- [Extracted records]
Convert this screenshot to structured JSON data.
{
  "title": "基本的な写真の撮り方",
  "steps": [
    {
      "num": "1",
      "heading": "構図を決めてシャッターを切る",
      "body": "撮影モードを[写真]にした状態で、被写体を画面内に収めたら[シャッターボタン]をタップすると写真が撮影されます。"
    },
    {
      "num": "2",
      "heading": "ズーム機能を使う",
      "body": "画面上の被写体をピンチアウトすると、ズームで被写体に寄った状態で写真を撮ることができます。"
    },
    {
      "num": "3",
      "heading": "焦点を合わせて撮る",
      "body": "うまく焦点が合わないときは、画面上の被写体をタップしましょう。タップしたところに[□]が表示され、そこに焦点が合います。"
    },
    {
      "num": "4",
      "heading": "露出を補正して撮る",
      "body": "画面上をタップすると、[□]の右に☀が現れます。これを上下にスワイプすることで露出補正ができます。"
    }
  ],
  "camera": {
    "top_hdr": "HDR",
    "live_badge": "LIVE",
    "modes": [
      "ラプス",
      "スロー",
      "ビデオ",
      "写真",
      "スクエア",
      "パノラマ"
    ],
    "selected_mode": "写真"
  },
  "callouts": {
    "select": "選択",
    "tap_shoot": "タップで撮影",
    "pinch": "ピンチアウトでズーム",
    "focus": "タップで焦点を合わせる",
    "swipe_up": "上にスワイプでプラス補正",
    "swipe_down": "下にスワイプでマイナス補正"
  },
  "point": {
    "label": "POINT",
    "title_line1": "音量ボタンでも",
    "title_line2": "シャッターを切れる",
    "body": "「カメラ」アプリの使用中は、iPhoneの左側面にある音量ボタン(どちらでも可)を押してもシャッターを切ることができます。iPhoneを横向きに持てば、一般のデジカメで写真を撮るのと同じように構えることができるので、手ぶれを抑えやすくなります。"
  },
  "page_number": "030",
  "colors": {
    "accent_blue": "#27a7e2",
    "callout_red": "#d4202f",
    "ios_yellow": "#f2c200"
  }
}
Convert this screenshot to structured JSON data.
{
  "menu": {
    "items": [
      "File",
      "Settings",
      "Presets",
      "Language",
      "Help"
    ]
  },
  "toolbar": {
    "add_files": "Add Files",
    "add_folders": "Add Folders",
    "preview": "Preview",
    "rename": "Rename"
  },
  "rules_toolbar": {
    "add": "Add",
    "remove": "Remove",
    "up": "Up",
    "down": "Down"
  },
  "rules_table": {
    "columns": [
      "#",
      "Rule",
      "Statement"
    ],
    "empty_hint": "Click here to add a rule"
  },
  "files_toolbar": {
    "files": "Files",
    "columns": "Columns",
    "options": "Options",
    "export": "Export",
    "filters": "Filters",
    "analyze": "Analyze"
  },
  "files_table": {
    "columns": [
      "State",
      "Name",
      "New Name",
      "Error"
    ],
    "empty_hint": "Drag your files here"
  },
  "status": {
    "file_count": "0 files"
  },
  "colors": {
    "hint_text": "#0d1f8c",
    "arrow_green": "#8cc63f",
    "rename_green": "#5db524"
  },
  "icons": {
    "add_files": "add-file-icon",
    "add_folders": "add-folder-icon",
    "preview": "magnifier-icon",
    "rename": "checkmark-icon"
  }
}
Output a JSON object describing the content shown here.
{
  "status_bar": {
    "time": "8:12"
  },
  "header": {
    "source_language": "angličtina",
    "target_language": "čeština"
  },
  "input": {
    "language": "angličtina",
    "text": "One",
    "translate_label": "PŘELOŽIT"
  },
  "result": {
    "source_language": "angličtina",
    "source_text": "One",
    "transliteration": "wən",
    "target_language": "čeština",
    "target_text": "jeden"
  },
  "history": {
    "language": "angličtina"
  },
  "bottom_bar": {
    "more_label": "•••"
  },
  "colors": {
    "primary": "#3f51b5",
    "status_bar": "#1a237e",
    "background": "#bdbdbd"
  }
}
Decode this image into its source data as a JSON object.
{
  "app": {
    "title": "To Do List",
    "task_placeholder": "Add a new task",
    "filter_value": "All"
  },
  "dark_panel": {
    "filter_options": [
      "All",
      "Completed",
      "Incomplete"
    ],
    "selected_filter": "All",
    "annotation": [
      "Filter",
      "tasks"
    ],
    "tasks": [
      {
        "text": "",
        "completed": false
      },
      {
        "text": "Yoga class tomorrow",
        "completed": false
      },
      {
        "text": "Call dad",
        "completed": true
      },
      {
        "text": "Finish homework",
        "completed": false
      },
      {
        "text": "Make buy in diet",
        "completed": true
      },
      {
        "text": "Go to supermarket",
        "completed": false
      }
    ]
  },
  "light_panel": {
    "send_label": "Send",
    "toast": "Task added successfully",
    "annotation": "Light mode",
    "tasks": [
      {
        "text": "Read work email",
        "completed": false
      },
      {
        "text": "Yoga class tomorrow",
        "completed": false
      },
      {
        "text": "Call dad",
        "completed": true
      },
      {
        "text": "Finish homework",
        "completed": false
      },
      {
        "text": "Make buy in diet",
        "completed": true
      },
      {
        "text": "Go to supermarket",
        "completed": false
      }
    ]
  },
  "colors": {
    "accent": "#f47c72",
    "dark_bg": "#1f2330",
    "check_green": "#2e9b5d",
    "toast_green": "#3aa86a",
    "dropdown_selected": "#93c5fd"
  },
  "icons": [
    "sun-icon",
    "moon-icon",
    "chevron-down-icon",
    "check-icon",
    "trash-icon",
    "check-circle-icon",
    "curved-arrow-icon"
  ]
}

- [Work to do] Everything from the line with "Decode this image" to the end of the listing above needs to be duplicated exactly, both end lines included, with nothing more.

- [Correct output]
Decode this image into its source data as a JSON object.
{
  "app": {
    "title": "To Do List",
    "task_placeholder": "Add a new task",
    "filter_value": "All"
  },
  "dark_panel": {
    "filter_options": [
      "All",
      "Completed",
      "Incomplete"
    ],
    "selected_filter": "All",
    "annotation": [
      "Filter",
      "tasks"
    ],
    "tasks": [
      {
        "text": "",
        "completed": false
      },
      {
        "text": "Yoga class tomorrow",
        "completed": false
      },
      {
        "text": "Call dad",
        "completed": true
      },
      {
        "text": "Finish homework",
        "completed": false
      },
      {
        "text": "Make buy in diet",
        "completed": true
      },
      {
        "text": "Go to supermarket",
        "completed": false
      }
    ]
  },
  "light_panel": {
    "send_label": "Send",
    "toast": "Task added successfully",
    "annotation": "Light mode",
    "tasks": [
      {
        "text": "Read work email",
        "completed": false
      },
      {
        "text": "Yoga class tomorrow",
        "completed": false
      },
      {
        "text": "Call dad",
        "completed": true
      },
      {
        "text": "Finish homework",
        "completed": false
      },
      {
        "text": "Make buy in diet",
        "completed": true
      },
      {
        "text": "Go to supermarket",
        "completed": false
      }
    ]
  },
  "colors": {
    "accent": "#f47c72",
    "dark_bg": "#1f2330",
    "check_green": "#2e9b5d",
    "toast_green": "#3aa86a",
    "dropdown_selected": "#93c5fd"
  },
  "icons": [
    "sun-icon",
    "moon-icon",
    "chevron-down-icon",
    "check-icon",
    "trash-icon",
    "check-circle-icon",
    "curved-arrow-icon"
  ]
}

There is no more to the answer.